■ THE TASK
Each record below should be repeated precisely as written.

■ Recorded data
——————————
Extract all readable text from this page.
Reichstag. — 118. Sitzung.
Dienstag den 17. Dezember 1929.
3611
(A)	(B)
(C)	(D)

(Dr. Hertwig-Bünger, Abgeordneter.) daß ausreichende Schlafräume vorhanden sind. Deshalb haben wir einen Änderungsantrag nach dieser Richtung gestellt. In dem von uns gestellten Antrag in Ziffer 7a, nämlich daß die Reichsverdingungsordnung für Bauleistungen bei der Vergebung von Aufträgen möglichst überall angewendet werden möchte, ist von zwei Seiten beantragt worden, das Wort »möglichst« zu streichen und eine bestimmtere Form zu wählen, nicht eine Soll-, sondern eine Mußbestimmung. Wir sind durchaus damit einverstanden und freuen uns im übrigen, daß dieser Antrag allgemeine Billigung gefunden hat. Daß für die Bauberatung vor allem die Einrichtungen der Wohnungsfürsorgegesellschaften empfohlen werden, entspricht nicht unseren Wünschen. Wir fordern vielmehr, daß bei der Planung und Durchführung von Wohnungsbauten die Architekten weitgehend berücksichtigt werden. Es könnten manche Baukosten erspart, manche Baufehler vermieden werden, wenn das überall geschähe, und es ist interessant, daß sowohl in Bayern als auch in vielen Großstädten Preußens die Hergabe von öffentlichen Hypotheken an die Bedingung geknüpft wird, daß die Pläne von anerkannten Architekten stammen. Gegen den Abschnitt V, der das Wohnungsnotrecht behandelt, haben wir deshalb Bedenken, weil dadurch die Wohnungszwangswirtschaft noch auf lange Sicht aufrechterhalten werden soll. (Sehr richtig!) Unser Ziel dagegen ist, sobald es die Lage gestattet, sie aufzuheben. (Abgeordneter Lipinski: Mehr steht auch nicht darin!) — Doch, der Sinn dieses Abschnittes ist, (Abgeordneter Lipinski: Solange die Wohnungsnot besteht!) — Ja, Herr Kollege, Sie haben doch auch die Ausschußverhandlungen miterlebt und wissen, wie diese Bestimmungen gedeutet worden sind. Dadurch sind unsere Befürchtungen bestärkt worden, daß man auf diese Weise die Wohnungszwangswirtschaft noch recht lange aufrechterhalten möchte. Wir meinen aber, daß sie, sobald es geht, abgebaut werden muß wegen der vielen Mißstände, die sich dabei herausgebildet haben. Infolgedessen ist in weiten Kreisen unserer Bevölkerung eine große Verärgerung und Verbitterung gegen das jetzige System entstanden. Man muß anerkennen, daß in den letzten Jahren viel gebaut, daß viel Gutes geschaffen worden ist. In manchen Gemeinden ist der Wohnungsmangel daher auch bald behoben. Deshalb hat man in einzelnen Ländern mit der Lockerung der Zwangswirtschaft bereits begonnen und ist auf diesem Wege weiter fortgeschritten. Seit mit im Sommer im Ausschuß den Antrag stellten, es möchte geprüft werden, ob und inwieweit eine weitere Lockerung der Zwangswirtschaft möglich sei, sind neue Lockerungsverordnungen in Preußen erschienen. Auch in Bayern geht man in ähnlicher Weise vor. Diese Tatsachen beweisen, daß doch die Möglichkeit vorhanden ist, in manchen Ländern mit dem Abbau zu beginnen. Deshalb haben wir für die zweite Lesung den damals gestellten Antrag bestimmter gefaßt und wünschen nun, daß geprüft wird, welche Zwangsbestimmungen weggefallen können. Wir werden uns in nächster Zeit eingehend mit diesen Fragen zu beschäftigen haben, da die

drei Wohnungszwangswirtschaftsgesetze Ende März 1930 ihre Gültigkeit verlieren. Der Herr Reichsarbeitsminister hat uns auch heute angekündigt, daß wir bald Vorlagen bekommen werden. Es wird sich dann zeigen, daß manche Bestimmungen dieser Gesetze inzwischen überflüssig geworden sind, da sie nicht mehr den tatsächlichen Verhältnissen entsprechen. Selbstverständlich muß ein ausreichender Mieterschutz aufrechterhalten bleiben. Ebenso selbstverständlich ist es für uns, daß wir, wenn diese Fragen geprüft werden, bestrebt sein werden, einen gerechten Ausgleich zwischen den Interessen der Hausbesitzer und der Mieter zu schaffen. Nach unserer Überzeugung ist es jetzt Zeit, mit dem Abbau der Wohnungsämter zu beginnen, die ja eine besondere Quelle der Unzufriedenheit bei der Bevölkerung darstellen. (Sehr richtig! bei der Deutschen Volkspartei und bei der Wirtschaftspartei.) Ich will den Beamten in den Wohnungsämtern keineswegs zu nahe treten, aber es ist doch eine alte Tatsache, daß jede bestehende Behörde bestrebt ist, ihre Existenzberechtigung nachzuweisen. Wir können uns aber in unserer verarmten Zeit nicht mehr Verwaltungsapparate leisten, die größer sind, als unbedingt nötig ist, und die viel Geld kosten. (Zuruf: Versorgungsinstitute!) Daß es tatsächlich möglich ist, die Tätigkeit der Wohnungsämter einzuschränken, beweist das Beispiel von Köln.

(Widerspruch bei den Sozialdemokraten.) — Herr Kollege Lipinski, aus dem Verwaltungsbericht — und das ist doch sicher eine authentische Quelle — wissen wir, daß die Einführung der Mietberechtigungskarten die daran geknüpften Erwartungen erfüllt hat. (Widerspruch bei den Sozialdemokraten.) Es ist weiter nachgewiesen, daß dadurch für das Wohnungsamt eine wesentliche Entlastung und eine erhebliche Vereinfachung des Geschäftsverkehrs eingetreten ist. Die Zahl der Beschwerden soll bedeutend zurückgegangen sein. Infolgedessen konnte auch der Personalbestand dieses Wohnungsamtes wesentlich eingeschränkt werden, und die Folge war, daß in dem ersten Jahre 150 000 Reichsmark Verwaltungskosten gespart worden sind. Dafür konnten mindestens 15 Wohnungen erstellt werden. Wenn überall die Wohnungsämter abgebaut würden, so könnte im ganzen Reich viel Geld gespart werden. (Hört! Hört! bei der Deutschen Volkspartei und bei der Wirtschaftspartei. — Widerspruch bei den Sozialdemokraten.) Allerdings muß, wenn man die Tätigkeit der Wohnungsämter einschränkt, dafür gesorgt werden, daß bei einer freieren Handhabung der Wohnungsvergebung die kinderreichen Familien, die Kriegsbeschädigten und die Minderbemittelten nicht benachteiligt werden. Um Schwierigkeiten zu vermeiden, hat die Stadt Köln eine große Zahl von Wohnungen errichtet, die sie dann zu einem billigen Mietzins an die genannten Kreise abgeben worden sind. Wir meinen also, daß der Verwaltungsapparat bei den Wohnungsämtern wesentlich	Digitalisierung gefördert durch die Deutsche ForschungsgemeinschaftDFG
——————————
■ FINISHED EXERCISE
Extract all readable text from this page.
Reichstag. — 118. Sitzung.
Dienstag den 17. Dezember 1929.
3611
(A)	(B)
(C)	(D)

(Dr. Hertwig-Bünger, Abgeordneter.) daß ausreichende Schlafräume vorhanden sind. Deshalb haben wir einen Änderungsantrag nach dieser Richtung gestellt. In dem von uns gestellten Antrag in Ziffer 7a, nämlich daß die Reichsverdingungsordnung für Bauleistungen bei der Vergebung von Aufträgen möglichst überall angewendet werden möchte, ist von zwei Seiten beantragt worden, das Wort »möglichst« zu streichen und eine bestimmtere Form zu wählen, nicht eine Soll-, sondern eine Mußbestimmung. Wir sind durchaus damit einverstanden und freuen uns im übrigen, daß dieser Antrag allgemeine Billigung gefunden hat. Daß für die Bauberatung vor allem die Einrichtungen der Wohnungsfürsorgegesellschaften empfohlen werden, entspricht nicht unseren Wünschen. Wir fordern vielmehr, daß bei der Planung und Durchführung von Wohnungsbauten die Architekten weitgehend berücksichtigt werden. Es könnten manche Baukosten erspart, manche Baufehler vermieden werden, wenn das überall geschähe, und es ist interessant, daß sowohl in Bayern als auch in vielen Großstädten Preußens die Hergabe von öffentlichen Hypotheken an die Bedingung geknüpft wird, daß die Pläne von anerkannten Architekten stammen. Gegen den Abschnitt V, der das Wohnungsnotrecht behandelt, haben wir deshalb Bedenken, weil dadurch die Wohnungszwangswirtschaft noch auf lange Sicht aufrechterhalten werden soll. (Sehr richtig!) Unser Ziel dagegen ist, sobald es die Lage gestattet, sie aufzuheben. (Abgeordneter Lipinski: Mehr steht auch nicht darin!) — Doch, der Sinn dieses Abschnittes ist, (Abgeordneter Lipinski: Solange die Wohnungsnot besteht!) — Ja, Herr Kollege, Sie haben doch auch die Ausschußverhandlungen miterlebt und wissen, wie diese Bestimmungen gedeutet worden sind. Dadurch sind unsere Befürchtungen bestärkt worden, daß man auf diese Weise die Wohnungszwangswirtschaft noch recht lange aufrechterhalten möchte. Wir meinen aber, daß sie, sobald es geht, abgebaut werden muß wegen der vielen Mißstände, die sich dabei herausgebildet haben. Infolgedessen ist in weiten Kreisen unserer Bevölkerung eine große Verärgerung und Verbitterung gegen das jetzige System entstanden. Man muß anerkennen, daß in den letzten Jahren viel gebaut, daß viel Gutes geschaffen worden ist. In manchen Gemeinden ist der Wohnungsmangel daher auch bald behoben. Deshalb hat man in einzelnen Ländern mit der Lockerung der Zwangswirtschaft bereits begonnen und ist auf diesem Wege weiter fortgeschritten. Seit mit im Sommer im Ausschuß den Antrag stellten, es möchte geprüft werden, ob und inwieweit eine weitere Lockerung der Zwangswirtschaft möglich sei, sind neue Lockerungsverordnungen in Preußen erschienen. Auch in Bayern geht man in ähnlicher Weise vor. Diese Tatsachen beweisen, daß doch die Möglichkeit vorhanden ist, in manchen Ländern mit dem Abbau zu beginnen. Deshalb haben wir für die zweite Lesung den damals gestellten Antrag bestimmter gefaßt und wünschen nun, daß geprüft wird, welche Zwangsbestimmungen weggefallen können. Wir werden uns in nächster Zeit eingehend mit diesen Fragen zu beschäftigen haben, da die

drei Wohnungszwangswirtschaftsgesetze Ende März 1930 ihre Gültigkeit verlieren. Der Herr Reichsarbeitsminister hat uns auch heute angekündigt, daß wir bald Vorlagen bekommen werden. Es wird sich dann zeigen, daß manche Bestimmungen dieser Gesetze inzwischen überflüssig geworden sind, da sie nicht mehr den tatsächlichen Verhältnissen entsprechen. Selbstverständlich muß ein ausreichender Mieterschutz aufrechterhalten bleiben. Ebenso selbstverständlich ist es für uns, daß wir, wenn diese Fragen geprüft werden, bestrebt sein werden, einen gerechten Ausgleich zwischen den Interessen der Hausbesitzer und der Mieter zu schaffen. Nach unserer Überzeugung ist es jetzt Zeit, mit dem Abbau der Wohnungsämter zu beginnen, die ja eine besondere Quelle der Unzufriedenheit bei der Bevölkerung darstellen. (Sehr richtig! bei der Deutschen Volkspartei und bei der Wirtschaftspartei.) Ich will den Beamten in den Wohnungsämtern keineswegs zu nahe treten, aber es ist doch eine alte Tatsache, daß jede bestehende Behörde bestrebt ist, ihre Existenzberechtigung nachzuweisen. Wir können uns aber in unserer verarmten Zeit nicht mehr Verwaltungsapparate leisten, die größer sind, als unbedingt nötig ist, und die viel Geld kosten. (Zuruf: Versorgungsinstitute!) Daß es tatsächlich möglich ist, die Tätigkeit der Wohnungsämter einzuschränken, beweist das Beispiel von Köln.

(Widerspruch bei den Sozialdemokraten.) — Herr Kollege Lipinski, aus dem Verwaltungsbericht — und das ist doch sicher eine authentische Quelle — wissen wir, daß die Einführung der Mietberechtigungskarten die daran geknüpften Erwartungen erfüllt hat. (Widerspruch bei den Sozialdemokraten.) Es ist weiter nachgewiesen, daß dadurch für das Wohnungsamt eine wesentliche Entlastung und eine erhebliche Vereinfachung des Geschäftsverkehrs eingetreten ist. Die Zahl der Beschwerden soll bedeutend zurückgegangen sein. Infolgedessen konnte auch der Personalbestand dieses Wohnungsamtes wesentlich eingeschränkt werden, und die Folge war, daß in dem ersten Jahre 150 000 Reichsmark Verwaltungskosten gespart worden sind. Dafür konnten mindestens 15 Wohnungen erstellt werden. Wenn überall die Wohnungsämter abgebaut würden, so könnte im ganzen Reich viel Geld gespart werden. (Hört! Hört! bei der Deutschen Volkspartei und bei der Wirtschaftspartei. — Widerspruch bei den Sozialdemokraten.) Allerdings muß, wenn man die Tätigkeit der Wohnungsämter einschränkt, dafür gesorgt werden, daß bei einer freieren Handhabung der Wohnungsvergebung die kinderreichen Familien, die Kriegsbeschädigten und die Minderbemittelten nicht benachteiligt werden. Um Schwierigkeiten zu vermeiden, hat die Stadt Köln eine große Zahl von Wohnungen errichtet, die sie dann zu einem billigen Mietzins an die genannten Kreise abgeben worden sind. Wir meinen also, daß der Verwaltungsapparat bei den Wohnungsämtern wesentlich	Digitalisierung gefördert durch die Deutsche ForschungsgemeinschaftDFG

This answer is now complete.